===== The input

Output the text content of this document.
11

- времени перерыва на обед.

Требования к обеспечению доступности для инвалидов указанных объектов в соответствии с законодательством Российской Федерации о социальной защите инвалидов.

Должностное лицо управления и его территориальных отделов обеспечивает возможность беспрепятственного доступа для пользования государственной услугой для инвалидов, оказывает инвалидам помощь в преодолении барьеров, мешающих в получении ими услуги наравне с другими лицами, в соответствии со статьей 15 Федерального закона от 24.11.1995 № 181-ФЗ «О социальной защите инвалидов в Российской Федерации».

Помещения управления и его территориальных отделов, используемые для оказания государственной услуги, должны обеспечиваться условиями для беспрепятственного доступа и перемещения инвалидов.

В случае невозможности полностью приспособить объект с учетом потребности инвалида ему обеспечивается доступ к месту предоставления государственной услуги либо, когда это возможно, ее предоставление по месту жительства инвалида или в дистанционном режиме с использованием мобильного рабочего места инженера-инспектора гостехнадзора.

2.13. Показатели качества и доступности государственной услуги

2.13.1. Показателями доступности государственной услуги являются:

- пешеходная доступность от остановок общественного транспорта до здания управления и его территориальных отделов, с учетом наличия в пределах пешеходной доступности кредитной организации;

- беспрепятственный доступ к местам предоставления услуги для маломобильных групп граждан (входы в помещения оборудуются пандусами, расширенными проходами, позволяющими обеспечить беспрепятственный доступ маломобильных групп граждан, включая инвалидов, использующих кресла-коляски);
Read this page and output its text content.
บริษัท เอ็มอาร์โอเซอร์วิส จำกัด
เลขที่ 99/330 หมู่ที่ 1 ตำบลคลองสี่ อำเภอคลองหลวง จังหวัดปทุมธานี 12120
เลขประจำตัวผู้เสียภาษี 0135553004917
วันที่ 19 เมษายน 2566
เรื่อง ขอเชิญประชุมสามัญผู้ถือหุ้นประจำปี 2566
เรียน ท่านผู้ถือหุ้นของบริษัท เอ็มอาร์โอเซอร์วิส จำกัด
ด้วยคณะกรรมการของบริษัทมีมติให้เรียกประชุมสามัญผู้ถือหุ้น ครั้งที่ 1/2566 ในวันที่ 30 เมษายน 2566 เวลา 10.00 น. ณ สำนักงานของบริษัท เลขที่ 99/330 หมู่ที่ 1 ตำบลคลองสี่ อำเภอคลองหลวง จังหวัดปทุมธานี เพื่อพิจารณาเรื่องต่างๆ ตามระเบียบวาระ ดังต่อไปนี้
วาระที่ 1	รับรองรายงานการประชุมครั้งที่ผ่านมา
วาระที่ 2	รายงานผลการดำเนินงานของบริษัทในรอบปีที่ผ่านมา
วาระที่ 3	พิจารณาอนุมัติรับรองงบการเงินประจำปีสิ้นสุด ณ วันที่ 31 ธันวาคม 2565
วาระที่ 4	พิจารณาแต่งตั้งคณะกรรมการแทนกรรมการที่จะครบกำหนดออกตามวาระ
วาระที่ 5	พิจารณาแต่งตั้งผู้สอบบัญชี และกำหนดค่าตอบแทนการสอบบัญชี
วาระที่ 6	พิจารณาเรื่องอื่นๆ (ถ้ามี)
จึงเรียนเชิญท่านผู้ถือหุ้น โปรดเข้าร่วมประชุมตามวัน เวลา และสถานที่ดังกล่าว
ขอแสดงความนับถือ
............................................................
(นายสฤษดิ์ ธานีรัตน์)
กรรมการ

==========

> **Written task**
Gather each line from the listing above that holds "นประจำป".

> **Response to the exercise**
เรื่อง ขอเชิญประชุมสามัญผู้ถือหุ้นประจำปี 2566
วาระที่ 3	พิจารณาอนุมัติรับรองงบการเงินประจำปีสิ้นสุด ณ วันที่ 31 ธันวาคม 2565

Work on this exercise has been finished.